═══ Text block

At the time when the plaintiff in error received from the City
of Detroit exclusive authority to construct and operate its
railways in that city, the Common Council of Detroit had no power,
either inherent or derived from the legislature to confer an
exclusive privilege thereto.
The plaintiff in error is a Street railway company of the State
of Michigan, organized for the purpose of owning and operating
lines in the City of Detroit, and is the successor in interest of a
similar corporation named the Detroit City Railway. The rights
asserted by it arise from an ordinance of the Common Council of
that city passed on November 24, 1862. This provided that the
Detroit City Railway was
"exclusively authorized to construct and operate railways as
herein provided on and through [certain specified Streets], and
through such other Streets and Avenues in said city as may from
time to time be fixed and determined by vote of the Common Council
of the said City of Detroit and assented to in writing by said
corporation. . . . And provided the corporation does not assent in
writing, within thirty days after the passage of said resolution of
the council ordering the formation of new routes, then the Common
Council may give the privilege to any other company to build such
route."
The ordinance provided also that "the powers and privileges
conferred by the provision of this ordinance shall be limited to
thirty years from and after the date of its passage."
Section 2 of the ordinance is only necessary to be quoted, and
it is inserted in the margin. [
Footnote 1]
Page 171 U. S. 49
There is also inserted in the margin sections 33 and 34 of the
Tram-Railway Act. [
Footnote
2]
By an ordinance passed November 14, 1879, it was provided
further that
"the powers and privileges conferred and obligations imposed on
the Detroit City Railway Company by the ordinance passed November
24, 1862, and the amendments
Page 171 U. S. 50
thereto, are hereby extended and limited to thirty years from
this date."

══════

● Exercises:
1. Echo the Detroit street railway passage word for word, starting with "At the time" and going on through "exclusive privilege thereto.".
2. Decide whether each statement agrees with the Detroit street railway passage, answering yes or no and quoting the words of the passage that settle it. (a) The ordinance from which the plaintiff in error's rights arise was passed on November 24, 1862. (b) The 1862 ordinance limited its powers and privileges to fifty years. (c) The plaintiff in error is the successor in interest of the Detroit City Railway.

═══ Dataset

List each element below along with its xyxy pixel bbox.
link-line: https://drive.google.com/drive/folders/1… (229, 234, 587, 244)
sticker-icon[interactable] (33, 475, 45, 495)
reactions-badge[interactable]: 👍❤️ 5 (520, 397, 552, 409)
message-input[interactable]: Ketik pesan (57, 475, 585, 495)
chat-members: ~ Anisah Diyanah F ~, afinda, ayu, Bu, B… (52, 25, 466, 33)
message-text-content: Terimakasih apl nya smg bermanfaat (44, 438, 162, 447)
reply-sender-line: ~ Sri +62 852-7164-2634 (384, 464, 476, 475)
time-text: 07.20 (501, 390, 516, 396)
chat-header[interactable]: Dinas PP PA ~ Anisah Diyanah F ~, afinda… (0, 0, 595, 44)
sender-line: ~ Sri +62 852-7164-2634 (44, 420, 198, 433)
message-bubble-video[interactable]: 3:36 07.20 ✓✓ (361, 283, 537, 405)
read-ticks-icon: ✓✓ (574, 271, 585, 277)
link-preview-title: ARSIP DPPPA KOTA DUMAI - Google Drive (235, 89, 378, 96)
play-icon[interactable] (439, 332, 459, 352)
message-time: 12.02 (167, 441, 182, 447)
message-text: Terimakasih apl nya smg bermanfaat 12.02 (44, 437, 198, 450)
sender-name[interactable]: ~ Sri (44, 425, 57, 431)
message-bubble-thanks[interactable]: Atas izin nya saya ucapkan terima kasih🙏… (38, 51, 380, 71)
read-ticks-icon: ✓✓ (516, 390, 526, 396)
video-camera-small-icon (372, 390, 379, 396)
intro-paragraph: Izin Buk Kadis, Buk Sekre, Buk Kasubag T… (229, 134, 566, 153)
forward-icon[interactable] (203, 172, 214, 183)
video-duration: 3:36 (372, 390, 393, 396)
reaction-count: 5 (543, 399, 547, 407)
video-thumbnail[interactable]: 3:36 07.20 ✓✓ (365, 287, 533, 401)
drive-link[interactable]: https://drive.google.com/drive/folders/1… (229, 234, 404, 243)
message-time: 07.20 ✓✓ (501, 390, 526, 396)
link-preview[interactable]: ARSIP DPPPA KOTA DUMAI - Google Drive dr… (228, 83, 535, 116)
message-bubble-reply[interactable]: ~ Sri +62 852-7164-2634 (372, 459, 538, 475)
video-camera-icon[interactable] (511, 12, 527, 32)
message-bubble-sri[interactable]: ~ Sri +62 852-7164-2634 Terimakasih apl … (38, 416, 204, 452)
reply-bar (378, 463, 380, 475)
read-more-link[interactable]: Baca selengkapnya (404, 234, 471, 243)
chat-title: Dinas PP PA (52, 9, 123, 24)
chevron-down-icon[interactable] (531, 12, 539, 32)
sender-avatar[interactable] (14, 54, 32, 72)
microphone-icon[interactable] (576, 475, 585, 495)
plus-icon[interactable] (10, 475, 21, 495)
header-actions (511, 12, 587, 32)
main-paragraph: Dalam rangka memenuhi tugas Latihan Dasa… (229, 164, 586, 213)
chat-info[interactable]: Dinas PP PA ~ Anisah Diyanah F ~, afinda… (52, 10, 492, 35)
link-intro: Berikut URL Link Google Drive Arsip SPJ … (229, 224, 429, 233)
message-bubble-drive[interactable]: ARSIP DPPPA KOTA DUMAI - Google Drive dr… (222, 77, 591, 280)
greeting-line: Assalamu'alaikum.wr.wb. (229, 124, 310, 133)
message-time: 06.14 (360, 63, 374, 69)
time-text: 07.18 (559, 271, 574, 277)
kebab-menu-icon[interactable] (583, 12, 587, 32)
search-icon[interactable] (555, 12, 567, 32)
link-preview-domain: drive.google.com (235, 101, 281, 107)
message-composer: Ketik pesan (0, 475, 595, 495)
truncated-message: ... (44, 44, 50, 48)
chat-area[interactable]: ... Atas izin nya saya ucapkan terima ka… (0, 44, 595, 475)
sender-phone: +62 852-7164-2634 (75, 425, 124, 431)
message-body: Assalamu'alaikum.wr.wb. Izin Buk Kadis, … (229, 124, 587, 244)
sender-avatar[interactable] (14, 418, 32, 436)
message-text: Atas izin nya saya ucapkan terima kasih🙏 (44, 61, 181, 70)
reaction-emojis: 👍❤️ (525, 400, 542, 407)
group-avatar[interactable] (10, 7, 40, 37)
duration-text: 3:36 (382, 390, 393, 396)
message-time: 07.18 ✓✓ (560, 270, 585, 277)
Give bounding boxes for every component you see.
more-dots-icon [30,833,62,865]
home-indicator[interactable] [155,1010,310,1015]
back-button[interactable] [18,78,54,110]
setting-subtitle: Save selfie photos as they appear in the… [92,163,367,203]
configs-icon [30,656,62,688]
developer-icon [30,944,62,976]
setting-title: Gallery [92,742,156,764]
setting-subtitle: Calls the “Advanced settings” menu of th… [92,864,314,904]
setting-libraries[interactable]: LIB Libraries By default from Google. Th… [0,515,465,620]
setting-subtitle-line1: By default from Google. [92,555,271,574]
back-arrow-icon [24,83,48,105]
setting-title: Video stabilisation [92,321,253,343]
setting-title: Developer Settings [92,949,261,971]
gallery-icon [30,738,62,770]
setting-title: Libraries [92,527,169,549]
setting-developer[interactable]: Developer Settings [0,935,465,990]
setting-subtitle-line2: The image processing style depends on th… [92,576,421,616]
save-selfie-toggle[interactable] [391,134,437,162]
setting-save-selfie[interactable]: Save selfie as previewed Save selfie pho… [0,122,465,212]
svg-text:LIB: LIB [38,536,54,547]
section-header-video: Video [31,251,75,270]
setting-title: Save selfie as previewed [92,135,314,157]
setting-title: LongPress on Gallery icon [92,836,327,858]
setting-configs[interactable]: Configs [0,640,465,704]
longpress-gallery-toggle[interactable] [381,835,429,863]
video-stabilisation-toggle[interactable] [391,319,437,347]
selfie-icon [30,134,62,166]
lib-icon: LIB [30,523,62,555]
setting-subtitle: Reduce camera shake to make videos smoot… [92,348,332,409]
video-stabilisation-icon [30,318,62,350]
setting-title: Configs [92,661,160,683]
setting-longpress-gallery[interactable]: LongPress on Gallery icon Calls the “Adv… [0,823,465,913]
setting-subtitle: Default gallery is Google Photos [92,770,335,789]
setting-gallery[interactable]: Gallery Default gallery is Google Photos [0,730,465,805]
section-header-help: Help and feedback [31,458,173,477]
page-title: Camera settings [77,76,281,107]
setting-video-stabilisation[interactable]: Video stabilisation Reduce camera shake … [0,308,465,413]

══════

● Written responses:
1.
At the time when the plaintiff in error received from the City
of Detroit exclusive authority to construct and operate its
railways in that city, the Common Council of Detroit had no power,
either inherent or derived from the legislature to confer an
exclusive privilege thereto.

2.
(a) Yes: "an ordinance of the Common Council of that city passed on November 24, 1862."
(b) No: "shall be limited to thirty years from and after the date of its passage."
(c) Yes: "is the successor in interest of a similar corporation named the Detroit City Railway."